- Exercise aim: Copy out each line featuring the string "ylabel" from the entries beneath.

(Figure contents as structured data)

━━━━━━━━━━

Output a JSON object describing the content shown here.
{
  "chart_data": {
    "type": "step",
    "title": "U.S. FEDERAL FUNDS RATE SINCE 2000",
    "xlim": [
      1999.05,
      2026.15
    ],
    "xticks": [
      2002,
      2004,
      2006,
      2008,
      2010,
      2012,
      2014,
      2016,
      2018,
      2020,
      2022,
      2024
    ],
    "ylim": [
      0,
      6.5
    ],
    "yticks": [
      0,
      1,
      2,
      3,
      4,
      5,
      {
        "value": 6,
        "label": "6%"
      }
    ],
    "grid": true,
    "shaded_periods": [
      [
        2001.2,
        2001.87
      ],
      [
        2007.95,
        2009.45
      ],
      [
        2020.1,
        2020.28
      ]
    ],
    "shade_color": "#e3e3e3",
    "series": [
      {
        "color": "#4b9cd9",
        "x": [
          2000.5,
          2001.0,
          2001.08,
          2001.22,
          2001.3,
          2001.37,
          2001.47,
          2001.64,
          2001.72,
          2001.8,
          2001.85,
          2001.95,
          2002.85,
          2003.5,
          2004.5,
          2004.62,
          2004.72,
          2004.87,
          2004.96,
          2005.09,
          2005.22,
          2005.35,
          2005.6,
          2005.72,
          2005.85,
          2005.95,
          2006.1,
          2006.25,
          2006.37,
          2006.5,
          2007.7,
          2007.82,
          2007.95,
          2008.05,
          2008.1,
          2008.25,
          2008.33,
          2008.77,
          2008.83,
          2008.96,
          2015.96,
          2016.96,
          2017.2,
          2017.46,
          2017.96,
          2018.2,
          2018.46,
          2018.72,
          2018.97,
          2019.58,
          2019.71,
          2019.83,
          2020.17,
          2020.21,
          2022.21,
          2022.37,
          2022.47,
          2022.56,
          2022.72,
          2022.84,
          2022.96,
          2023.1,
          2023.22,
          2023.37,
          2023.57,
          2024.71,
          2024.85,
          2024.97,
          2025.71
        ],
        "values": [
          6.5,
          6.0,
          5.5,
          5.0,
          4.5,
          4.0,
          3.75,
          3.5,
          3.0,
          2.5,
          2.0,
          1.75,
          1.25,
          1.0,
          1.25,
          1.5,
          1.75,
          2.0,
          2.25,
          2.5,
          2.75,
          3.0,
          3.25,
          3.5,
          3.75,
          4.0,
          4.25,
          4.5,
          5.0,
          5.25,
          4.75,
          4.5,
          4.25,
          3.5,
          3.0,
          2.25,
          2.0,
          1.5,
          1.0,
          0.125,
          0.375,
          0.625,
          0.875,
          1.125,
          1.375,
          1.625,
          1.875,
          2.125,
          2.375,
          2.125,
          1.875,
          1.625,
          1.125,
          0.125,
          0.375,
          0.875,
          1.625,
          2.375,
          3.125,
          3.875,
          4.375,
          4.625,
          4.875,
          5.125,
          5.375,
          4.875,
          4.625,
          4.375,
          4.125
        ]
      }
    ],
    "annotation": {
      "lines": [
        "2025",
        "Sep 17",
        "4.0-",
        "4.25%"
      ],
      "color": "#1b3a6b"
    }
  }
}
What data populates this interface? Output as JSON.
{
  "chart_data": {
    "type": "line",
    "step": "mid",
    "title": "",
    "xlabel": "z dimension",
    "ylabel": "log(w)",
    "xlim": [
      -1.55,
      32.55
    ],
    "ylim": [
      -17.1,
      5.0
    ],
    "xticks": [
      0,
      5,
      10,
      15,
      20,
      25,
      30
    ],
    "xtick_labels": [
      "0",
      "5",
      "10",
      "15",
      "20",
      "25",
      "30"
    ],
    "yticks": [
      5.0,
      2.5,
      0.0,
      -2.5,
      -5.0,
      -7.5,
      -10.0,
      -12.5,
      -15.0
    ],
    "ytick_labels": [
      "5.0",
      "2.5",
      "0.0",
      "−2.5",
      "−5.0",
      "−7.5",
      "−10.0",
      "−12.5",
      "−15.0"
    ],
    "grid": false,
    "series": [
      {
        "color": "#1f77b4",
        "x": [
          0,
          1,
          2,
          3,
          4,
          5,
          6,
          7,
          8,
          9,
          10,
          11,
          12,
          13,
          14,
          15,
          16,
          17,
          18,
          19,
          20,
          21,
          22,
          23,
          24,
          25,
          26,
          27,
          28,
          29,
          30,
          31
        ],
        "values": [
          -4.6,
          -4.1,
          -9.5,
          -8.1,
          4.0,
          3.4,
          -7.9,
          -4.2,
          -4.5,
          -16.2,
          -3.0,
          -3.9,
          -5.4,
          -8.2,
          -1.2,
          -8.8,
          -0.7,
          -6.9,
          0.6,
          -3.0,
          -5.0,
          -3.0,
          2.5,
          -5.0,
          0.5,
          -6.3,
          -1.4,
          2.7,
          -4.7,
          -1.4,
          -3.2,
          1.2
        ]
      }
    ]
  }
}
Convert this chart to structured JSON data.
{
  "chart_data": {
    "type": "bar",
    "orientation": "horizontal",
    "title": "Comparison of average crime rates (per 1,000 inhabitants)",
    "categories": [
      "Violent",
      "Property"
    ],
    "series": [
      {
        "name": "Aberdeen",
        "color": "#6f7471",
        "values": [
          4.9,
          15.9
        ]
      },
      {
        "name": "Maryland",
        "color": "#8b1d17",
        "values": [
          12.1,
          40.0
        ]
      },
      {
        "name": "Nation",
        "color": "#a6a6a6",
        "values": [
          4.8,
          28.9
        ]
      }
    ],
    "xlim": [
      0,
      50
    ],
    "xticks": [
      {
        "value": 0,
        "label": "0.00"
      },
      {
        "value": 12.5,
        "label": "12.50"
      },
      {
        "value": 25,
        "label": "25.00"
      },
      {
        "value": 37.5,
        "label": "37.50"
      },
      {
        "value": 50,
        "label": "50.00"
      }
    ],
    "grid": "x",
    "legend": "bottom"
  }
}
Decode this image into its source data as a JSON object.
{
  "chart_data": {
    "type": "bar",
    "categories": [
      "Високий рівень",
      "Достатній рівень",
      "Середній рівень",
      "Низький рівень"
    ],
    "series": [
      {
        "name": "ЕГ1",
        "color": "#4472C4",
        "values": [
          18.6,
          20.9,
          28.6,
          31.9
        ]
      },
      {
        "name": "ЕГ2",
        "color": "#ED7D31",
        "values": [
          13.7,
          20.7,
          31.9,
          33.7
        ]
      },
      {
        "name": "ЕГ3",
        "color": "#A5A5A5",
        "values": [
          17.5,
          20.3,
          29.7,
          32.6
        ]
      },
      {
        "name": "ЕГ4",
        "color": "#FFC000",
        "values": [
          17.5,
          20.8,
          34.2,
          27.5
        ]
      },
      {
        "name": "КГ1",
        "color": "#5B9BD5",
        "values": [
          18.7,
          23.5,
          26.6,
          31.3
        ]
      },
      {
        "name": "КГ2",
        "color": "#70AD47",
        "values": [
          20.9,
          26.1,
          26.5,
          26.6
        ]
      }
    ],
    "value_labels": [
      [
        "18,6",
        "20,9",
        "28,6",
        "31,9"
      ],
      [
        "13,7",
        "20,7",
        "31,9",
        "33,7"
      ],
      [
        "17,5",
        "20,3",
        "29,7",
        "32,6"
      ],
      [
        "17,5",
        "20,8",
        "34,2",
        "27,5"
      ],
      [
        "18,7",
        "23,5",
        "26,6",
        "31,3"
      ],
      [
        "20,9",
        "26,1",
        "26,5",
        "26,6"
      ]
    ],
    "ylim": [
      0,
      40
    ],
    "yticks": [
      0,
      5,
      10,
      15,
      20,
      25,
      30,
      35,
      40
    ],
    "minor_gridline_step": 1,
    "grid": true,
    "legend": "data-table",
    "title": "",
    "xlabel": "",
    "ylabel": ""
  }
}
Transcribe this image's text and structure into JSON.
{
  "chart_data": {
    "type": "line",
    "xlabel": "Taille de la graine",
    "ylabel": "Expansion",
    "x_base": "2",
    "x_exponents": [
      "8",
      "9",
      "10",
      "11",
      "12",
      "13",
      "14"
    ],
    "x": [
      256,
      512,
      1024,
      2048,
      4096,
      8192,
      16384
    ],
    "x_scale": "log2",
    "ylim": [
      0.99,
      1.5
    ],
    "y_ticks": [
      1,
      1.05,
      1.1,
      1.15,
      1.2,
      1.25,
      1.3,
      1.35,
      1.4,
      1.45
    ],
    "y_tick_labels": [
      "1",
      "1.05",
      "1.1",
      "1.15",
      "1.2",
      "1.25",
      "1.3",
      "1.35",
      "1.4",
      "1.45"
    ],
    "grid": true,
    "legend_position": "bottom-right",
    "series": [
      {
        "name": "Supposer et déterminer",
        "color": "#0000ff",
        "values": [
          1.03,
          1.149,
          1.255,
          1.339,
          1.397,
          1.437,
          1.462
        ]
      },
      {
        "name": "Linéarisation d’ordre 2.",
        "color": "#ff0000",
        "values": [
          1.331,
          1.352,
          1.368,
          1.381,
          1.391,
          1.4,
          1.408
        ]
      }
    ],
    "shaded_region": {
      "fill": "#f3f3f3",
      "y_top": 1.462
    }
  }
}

━━━━━━━━━━

- Exercise result:
    "ylabel": "log(w)",
    "ylabel": ""
    "ylabel": "Expansion",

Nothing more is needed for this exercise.